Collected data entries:
⟨
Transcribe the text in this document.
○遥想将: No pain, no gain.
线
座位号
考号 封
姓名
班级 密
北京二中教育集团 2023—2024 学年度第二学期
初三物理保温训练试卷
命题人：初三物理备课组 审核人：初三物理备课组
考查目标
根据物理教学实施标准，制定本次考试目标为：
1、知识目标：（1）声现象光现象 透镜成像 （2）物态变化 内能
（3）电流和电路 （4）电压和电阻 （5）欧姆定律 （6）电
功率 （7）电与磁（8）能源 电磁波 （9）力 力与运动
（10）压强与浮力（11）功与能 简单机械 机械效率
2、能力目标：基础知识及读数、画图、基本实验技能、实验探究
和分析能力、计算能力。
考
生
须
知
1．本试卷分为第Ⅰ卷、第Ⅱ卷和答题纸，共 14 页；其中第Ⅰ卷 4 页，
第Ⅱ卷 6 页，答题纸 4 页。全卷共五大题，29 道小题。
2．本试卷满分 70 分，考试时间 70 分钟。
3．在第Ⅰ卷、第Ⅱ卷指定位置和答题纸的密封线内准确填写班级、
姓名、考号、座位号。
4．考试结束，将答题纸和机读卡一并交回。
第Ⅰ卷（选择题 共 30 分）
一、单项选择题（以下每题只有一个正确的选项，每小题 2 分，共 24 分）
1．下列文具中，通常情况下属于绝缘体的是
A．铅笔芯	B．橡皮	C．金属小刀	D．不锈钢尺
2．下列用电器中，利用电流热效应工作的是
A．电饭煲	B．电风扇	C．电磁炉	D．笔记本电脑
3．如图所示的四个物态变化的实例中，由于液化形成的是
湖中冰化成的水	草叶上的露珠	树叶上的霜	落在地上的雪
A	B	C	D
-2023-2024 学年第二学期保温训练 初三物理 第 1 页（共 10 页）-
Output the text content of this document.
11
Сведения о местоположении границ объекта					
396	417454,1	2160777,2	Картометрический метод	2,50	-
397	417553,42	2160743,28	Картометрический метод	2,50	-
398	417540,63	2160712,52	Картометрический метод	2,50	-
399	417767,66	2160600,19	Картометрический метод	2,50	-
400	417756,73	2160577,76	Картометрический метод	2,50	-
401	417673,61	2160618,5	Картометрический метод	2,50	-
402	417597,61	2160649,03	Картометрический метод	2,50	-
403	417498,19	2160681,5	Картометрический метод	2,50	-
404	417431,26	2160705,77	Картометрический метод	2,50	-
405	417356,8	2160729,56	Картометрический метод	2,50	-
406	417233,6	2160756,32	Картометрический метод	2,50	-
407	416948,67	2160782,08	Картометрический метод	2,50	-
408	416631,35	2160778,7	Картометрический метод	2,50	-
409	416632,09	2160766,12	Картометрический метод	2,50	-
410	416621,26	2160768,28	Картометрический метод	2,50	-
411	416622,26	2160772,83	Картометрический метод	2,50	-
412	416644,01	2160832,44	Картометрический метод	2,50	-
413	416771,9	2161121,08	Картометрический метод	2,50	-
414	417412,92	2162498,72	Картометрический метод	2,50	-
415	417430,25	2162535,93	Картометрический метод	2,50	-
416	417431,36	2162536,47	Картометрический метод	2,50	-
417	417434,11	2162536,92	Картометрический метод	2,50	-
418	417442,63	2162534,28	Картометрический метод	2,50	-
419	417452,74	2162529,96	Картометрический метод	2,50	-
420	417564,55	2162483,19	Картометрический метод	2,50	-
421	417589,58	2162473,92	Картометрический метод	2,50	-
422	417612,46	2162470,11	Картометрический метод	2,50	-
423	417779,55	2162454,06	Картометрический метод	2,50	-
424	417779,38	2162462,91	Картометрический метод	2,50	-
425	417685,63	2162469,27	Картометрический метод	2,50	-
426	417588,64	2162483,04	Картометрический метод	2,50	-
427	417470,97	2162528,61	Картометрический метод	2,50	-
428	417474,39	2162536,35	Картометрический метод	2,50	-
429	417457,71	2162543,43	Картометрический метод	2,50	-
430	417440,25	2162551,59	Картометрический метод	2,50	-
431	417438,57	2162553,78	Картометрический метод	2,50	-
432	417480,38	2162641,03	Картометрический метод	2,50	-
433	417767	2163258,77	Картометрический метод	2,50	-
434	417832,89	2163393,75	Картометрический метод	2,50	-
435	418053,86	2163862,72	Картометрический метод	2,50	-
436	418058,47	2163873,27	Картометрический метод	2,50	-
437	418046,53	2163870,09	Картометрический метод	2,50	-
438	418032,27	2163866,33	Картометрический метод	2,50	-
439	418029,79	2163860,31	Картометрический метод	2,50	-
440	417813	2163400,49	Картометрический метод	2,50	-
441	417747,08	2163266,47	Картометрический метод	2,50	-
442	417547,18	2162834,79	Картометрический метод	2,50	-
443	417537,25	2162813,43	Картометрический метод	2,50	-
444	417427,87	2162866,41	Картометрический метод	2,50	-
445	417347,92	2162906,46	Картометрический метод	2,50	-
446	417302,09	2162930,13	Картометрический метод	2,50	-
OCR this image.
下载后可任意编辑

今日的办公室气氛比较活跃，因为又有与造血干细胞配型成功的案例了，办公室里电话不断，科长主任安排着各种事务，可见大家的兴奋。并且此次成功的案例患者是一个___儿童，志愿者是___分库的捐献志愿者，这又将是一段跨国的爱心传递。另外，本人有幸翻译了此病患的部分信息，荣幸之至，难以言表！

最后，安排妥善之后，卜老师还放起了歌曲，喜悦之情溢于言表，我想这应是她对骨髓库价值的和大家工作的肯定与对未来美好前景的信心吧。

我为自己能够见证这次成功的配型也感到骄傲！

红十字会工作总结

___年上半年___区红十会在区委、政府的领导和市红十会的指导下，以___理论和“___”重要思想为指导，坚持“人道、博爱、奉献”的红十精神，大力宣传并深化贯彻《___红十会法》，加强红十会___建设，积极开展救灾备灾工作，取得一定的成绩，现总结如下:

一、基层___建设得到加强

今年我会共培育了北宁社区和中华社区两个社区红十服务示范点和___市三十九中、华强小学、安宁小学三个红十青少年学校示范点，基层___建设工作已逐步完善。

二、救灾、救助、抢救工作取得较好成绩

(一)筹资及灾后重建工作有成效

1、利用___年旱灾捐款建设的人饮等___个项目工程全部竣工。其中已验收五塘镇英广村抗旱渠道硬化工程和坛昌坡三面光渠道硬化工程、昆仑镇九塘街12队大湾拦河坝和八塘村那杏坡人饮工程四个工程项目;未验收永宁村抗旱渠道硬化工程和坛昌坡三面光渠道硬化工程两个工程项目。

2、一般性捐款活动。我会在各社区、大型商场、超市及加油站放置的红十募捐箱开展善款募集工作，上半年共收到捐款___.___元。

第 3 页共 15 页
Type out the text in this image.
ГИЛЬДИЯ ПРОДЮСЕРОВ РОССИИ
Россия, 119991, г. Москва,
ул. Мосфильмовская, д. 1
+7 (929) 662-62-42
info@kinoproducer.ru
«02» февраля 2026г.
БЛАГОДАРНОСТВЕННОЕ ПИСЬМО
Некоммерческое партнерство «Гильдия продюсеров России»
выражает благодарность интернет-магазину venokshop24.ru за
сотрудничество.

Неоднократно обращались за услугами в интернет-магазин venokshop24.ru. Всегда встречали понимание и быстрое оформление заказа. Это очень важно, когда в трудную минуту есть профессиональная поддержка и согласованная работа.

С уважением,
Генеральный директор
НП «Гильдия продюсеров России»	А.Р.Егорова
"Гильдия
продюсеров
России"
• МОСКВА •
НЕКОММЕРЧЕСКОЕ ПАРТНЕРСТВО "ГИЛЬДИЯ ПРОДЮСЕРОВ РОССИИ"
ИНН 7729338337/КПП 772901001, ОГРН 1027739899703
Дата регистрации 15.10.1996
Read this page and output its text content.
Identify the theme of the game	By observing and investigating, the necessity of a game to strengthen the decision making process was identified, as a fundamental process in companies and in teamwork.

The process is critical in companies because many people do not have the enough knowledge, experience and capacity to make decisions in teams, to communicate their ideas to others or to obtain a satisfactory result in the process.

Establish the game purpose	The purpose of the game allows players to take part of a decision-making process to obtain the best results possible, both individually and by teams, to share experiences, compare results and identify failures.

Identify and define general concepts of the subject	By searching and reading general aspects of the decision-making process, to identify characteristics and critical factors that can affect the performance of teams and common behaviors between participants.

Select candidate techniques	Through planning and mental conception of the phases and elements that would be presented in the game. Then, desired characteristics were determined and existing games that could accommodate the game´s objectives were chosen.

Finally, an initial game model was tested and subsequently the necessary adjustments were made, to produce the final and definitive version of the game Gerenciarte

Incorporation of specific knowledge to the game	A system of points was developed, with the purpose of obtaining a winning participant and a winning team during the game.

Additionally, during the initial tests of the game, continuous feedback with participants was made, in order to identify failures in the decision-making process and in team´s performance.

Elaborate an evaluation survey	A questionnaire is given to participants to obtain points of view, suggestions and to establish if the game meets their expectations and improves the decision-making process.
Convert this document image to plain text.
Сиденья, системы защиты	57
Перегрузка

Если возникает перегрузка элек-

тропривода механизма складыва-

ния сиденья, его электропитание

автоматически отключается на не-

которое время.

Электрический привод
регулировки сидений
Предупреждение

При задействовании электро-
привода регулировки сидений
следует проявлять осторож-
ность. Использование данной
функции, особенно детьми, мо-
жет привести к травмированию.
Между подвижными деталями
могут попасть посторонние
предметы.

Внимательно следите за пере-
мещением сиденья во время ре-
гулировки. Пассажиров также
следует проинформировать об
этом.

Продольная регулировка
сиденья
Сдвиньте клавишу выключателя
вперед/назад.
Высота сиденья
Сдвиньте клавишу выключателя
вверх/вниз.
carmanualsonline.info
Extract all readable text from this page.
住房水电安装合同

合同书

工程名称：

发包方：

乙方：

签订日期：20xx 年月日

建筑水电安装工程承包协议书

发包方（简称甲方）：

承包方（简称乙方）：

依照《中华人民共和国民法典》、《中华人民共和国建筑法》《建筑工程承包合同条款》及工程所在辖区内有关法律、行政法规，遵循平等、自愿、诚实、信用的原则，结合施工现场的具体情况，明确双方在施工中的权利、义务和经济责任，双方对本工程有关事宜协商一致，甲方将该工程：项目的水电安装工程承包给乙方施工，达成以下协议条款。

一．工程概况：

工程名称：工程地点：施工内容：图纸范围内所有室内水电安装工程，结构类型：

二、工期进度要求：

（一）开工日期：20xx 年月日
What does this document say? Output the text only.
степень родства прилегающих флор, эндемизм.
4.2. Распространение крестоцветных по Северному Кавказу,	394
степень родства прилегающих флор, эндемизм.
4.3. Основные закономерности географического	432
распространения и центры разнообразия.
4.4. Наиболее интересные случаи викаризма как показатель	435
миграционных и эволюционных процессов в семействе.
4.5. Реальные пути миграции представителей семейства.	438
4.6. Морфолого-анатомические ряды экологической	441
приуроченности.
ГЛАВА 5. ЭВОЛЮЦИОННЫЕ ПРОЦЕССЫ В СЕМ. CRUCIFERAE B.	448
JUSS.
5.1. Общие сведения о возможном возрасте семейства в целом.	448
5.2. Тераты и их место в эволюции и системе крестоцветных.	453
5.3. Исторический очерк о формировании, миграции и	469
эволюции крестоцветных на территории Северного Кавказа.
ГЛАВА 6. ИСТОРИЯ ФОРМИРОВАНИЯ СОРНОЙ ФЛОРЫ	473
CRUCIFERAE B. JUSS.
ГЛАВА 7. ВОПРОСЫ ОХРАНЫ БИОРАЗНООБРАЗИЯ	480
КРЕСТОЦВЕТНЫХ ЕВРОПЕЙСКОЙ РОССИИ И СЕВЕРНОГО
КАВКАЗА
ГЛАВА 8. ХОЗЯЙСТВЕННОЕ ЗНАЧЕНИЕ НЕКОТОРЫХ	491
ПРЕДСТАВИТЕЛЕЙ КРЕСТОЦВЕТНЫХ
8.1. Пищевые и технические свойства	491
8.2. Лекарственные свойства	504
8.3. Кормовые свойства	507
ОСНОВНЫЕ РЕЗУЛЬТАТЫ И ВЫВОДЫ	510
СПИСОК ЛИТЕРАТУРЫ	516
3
⟩
GOAL:
Where a line above contains the word "participants", copy that line.

EXPECTED OUTPUT:
Identify and define general concepts of the subject	By searching and reading general aspects of the decision-making process, to identify characteristics and critical factors that can affect the performance of teams and common behaviors between participants.
Additionally, during the initial tests of the game, continuous feedback with participants was made, in order to identify failures in the decision-making process and in team´s performance.
Elaborate an evaluation survey	A questionnaire is given to participants to obtain points of view, suggestions and to establish if the game meets their expectations and improves the decision-making process.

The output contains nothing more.